§ Your objective:
Search the data for the word "JSON". Reproduce every line where it is found.

§ Records supplied:
------------

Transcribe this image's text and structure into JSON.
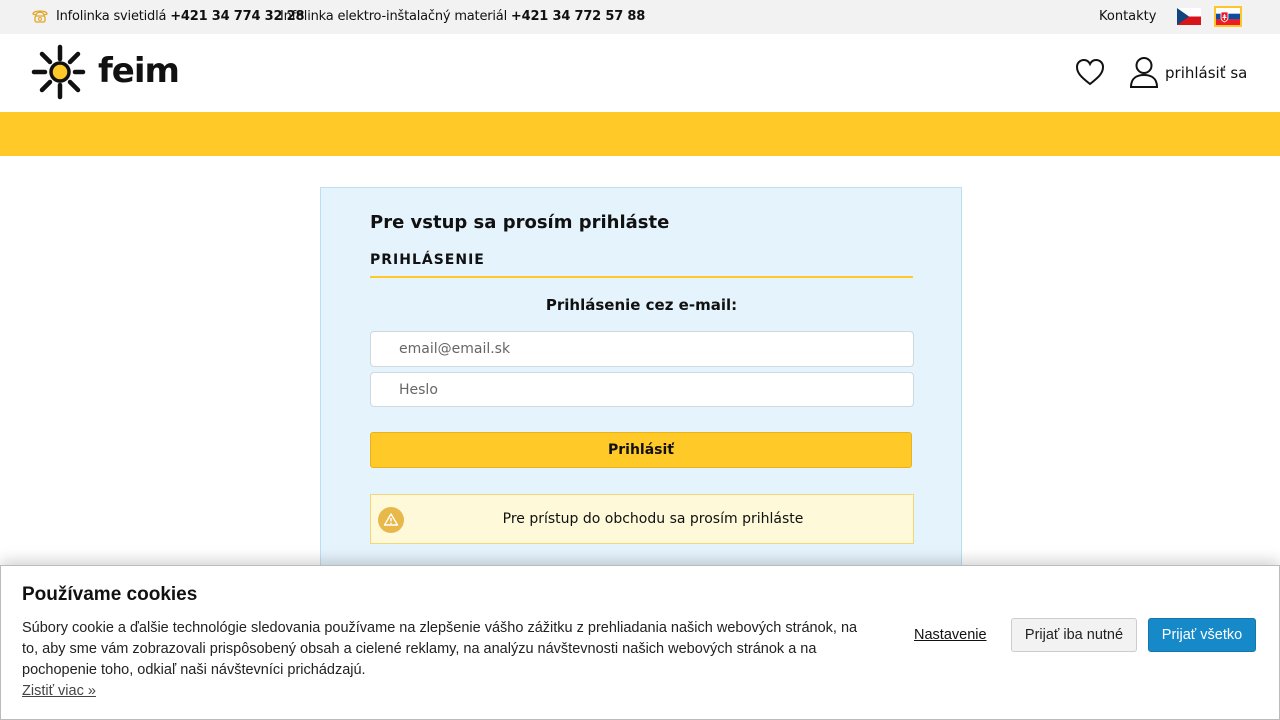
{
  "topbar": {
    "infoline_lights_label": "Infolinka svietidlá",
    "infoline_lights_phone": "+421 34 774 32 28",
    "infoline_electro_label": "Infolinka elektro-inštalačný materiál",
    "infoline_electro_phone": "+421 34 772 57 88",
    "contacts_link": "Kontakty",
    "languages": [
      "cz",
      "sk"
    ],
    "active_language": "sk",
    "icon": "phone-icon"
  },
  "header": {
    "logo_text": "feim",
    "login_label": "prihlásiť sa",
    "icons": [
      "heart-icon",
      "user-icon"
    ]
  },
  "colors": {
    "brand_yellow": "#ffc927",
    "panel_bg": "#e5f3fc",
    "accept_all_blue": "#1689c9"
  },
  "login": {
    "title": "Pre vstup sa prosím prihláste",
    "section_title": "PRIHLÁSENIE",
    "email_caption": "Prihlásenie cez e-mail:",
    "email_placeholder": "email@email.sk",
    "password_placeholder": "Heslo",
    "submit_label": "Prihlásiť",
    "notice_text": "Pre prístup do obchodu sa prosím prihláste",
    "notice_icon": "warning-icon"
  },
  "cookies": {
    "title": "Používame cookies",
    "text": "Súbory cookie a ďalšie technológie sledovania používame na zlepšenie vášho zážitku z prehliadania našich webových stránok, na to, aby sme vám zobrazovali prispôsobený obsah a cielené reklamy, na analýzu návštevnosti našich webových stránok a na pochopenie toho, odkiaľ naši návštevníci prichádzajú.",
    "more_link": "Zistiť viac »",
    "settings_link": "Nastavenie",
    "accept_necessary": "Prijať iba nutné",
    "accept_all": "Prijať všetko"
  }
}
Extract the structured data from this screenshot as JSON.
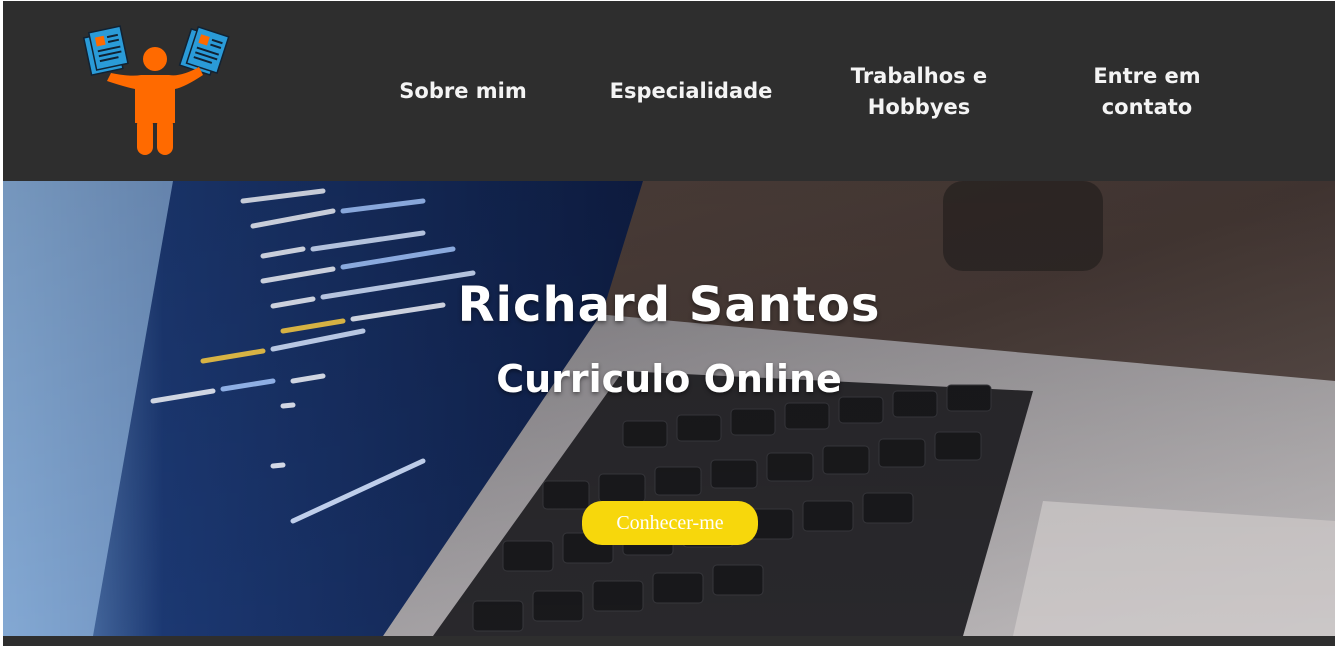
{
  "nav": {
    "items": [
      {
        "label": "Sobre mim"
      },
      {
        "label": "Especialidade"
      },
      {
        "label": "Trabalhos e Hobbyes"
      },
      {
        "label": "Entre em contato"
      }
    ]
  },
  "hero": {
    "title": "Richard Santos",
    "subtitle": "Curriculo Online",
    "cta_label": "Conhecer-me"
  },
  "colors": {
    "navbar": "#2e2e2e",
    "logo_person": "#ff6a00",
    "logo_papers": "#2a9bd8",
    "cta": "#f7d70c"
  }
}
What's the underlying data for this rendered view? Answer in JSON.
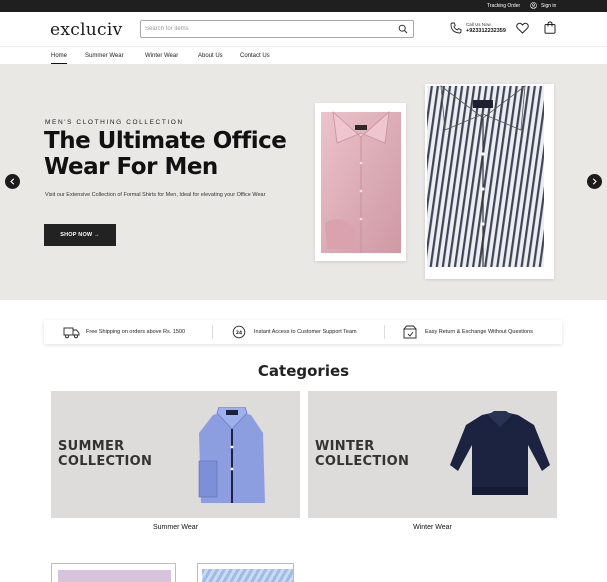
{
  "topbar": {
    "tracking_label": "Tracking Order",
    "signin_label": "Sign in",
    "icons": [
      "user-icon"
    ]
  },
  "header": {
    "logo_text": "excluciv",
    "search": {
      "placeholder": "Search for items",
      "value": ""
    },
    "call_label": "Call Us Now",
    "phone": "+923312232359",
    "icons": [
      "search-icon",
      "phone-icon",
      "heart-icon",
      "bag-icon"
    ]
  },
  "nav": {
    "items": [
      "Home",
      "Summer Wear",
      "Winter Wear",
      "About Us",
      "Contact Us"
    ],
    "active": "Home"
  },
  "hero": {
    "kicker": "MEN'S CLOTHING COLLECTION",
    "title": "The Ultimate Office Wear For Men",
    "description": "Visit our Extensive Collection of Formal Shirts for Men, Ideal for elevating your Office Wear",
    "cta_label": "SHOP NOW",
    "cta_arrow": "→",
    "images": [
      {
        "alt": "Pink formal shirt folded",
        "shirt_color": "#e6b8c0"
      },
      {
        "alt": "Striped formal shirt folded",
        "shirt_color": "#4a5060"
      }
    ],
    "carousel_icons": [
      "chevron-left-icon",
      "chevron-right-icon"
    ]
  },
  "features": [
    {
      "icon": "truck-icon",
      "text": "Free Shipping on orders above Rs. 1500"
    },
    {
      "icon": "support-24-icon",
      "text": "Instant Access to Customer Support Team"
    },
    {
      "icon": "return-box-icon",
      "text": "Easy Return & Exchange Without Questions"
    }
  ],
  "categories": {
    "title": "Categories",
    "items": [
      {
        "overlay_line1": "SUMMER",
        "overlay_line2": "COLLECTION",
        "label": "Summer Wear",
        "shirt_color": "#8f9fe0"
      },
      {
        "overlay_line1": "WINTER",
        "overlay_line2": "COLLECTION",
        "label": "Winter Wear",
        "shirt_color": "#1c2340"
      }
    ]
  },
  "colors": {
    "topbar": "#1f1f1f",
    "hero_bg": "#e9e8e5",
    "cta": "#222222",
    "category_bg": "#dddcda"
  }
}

------------

§ Solution to the exercise:
Transcribe this image's text and structure into JSON.
Extract the structured data from this screenshot as JSON.
What's the underlying data for this rendered view? Answer in JSON.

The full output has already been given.